### Goal:
Copy each line below that contains "output".

### Data records:
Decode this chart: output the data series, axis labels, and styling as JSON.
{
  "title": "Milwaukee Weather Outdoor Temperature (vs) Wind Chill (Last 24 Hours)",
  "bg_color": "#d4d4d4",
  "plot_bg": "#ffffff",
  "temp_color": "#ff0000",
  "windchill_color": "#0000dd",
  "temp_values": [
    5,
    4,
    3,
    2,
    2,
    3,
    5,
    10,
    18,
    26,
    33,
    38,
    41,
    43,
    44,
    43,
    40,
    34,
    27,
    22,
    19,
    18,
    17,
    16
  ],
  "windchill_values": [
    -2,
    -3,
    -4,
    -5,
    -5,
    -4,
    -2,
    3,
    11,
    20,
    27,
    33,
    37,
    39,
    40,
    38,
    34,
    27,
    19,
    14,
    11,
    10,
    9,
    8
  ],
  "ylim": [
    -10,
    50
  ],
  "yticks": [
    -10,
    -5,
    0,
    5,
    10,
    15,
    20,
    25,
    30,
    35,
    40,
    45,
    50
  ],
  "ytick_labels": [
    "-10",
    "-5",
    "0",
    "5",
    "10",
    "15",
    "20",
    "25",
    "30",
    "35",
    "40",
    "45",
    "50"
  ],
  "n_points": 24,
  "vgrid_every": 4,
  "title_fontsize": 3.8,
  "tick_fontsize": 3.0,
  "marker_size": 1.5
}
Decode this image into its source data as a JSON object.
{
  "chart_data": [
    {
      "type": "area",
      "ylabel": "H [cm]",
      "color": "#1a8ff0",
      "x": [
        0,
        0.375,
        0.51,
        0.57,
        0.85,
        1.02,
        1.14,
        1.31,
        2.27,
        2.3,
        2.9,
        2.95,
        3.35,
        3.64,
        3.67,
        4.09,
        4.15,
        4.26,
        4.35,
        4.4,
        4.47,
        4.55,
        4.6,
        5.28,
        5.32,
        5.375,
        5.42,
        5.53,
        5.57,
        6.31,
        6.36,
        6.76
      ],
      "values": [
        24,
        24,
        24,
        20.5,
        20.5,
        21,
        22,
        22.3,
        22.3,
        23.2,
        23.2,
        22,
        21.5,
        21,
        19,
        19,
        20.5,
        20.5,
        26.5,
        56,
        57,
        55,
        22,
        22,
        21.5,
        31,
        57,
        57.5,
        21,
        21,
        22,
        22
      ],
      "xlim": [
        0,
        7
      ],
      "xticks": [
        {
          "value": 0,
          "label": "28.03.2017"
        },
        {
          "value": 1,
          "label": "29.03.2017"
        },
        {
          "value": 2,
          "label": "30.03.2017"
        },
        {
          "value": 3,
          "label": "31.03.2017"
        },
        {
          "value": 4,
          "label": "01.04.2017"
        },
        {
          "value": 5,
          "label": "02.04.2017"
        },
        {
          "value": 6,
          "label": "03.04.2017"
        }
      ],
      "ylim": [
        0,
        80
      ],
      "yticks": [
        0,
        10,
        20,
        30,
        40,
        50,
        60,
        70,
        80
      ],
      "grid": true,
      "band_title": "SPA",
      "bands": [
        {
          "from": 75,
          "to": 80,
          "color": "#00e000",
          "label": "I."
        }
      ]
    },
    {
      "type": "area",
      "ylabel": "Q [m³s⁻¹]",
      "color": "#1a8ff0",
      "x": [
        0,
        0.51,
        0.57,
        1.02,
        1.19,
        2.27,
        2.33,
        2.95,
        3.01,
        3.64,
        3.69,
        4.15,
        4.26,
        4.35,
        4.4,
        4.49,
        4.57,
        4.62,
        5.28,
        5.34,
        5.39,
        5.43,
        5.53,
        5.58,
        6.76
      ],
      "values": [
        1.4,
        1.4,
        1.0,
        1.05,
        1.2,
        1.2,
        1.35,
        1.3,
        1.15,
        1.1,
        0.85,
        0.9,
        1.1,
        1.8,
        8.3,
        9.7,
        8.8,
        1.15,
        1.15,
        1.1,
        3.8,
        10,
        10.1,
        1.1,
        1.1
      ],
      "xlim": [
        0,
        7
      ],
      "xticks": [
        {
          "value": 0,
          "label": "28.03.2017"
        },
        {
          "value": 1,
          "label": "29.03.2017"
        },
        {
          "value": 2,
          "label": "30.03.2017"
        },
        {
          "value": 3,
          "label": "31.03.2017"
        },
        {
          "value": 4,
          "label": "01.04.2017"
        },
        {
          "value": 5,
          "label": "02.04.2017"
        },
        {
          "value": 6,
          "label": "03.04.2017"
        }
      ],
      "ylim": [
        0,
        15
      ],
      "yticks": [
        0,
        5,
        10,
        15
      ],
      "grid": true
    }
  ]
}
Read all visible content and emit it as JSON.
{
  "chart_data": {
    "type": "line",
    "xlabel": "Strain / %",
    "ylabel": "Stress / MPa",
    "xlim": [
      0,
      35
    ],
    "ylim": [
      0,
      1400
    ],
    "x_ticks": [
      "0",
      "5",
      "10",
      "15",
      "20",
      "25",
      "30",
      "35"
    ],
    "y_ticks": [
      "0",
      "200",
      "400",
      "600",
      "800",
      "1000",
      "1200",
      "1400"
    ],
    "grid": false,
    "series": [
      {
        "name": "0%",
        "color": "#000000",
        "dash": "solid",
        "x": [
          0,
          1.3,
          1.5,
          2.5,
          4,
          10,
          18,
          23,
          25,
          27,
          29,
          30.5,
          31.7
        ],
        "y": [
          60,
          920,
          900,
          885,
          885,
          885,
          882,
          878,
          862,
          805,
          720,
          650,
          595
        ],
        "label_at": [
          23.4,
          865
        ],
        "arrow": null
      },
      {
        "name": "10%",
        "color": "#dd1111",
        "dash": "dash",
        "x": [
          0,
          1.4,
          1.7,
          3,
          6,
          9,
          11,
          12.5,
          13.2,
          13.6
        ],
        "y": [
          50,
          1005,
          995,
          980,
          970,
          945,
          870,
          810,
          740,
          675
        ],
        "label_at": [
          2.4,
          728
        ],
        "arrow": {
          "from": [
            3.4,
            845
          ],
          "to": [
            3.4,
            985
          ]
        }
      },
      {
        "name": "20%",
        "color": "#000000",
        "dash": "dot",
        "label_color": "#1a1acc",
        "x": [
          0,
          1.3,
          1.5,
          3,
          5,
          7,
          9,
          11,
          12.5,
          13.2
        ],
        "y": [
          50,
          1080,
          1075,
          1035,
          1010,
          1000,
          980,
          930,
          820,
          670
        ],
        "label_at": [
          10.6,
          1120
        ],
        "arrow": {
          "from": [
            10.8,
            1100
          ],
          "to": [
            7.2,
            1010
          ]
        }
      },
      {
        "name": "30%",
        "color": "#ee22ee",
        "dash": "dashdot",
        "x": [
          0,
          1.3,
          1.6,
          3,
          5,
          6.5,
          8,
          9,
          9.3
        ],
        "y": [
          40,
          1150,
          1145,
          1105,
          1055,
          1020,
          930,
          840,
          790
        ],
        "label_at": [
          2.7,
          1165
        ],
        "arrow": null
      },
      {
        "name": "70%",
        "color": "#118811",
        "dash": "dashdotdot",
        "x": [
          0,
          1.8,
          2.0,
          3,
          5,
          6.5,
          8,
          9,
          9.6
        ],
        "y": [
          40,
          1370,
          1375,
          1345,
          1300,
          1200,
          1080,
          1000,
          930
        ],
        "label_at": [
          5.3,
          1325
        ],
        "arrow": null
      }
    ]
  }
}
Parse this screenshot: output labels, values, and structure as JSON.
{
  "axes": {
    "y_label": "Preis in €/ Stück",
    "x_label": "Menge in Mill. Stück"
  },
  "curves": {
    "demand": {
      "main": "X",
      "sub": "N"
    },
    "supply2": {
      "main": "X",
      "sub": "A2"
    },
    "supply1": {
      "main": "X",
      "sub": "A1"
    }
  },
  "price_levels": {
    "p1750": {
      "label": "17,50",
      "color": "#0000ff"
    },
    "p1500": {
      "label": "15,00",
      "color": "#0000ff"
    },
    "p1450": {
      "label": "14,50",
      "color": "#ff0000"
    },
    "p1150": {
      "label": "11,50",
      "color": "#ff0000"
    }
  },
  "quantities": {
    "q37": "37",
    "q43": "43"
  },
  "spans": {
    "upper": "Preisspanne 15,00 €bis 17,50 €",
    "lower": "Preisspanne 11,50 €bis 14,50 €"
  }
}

### Exercise result:
Decode this chart: output the data series, axis labels, and styling as JSON.
Parse this screenshot: output labels, values, and structure as JSON.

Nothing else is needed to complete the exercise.